Objective
Tally the lines containing the word "Committee" and give the total alone.

Extracted data
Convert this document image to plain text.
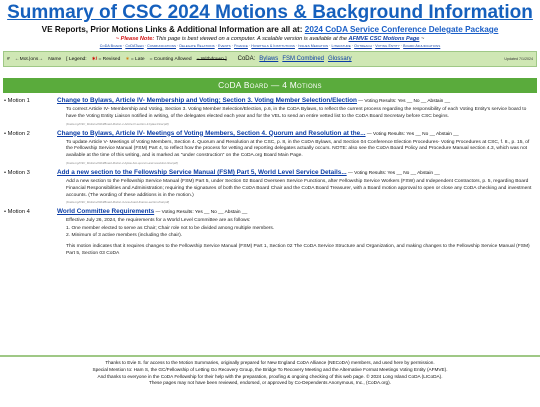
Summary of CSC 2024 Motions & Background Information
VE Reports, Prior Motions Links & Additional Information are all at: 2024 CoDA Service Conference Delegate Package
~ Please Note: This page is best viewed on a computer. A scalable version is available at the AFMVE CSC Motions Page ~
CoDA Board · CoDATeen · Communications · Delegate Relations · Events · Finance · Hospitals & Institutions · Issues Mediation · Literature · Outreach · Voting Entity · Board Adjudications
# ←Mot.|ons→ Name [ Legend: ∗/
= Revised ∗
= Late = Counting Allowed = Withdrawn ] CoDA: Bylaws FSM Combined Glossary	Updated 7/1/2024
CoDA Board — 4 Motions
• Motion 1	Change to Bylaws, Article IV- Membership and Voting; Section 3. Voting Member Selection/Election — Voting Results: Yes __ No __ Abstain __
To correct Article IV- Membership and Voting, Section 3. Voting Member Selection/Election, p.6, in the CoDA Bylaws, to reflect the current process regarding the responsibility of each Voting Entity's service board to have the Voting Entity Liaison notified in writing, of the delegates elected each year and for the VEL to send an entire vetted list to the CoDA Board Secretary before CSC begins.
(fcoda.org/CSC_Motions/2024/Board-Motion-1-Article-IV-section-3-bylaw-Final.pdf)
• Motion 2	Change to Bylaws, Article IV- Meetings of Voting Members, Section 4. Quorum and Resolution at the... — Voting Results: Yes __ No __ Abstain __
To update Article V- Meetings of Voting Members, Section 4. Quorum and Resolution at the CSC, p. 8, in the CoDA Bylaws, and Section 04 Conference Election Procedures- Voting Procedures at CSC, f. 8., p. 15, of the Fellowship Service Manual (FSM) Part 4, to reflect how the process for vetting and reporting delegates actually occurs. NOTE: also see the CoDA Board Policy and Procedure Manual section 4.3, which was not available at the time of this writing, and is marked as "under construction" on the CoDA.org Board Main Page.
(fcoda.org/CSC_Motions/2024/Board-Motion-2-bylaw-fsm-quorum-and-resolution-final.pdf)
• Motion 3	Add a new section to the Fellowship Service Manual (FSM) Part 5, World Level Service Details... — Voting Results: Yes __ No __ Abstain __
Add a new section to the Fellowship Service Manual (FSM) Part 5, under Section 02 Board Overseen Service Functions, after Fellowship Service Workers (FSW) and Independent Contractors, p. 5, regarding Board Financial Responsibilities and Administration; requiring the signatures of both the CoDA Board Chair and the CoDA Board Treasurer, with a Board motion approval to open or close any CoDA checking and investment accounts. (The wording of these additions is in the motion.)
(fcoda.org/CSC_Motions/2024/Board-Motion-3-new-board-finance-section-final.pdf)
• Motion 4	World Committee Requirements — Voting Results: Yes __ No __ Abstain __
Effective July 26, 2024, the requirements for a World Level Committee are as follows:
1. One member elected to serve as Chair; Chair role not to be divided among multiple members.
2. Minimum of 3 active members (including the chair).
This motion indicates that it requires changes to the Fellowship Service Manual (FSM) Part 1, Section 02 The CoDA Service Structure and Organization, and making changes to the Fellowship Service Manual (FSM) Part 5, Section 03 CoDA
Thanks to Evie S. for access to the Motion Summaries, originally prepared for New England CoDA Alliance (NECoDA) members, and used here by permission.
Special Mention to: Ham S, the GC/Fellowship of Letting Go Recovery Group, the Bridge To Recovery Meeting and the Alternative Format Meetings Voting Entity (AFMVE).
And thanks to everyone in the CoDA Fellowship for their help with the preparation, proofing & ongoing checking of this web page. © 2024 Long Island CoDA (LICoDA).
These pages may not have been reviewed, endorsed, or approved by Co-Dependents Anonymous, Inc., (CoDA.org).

Full answer
2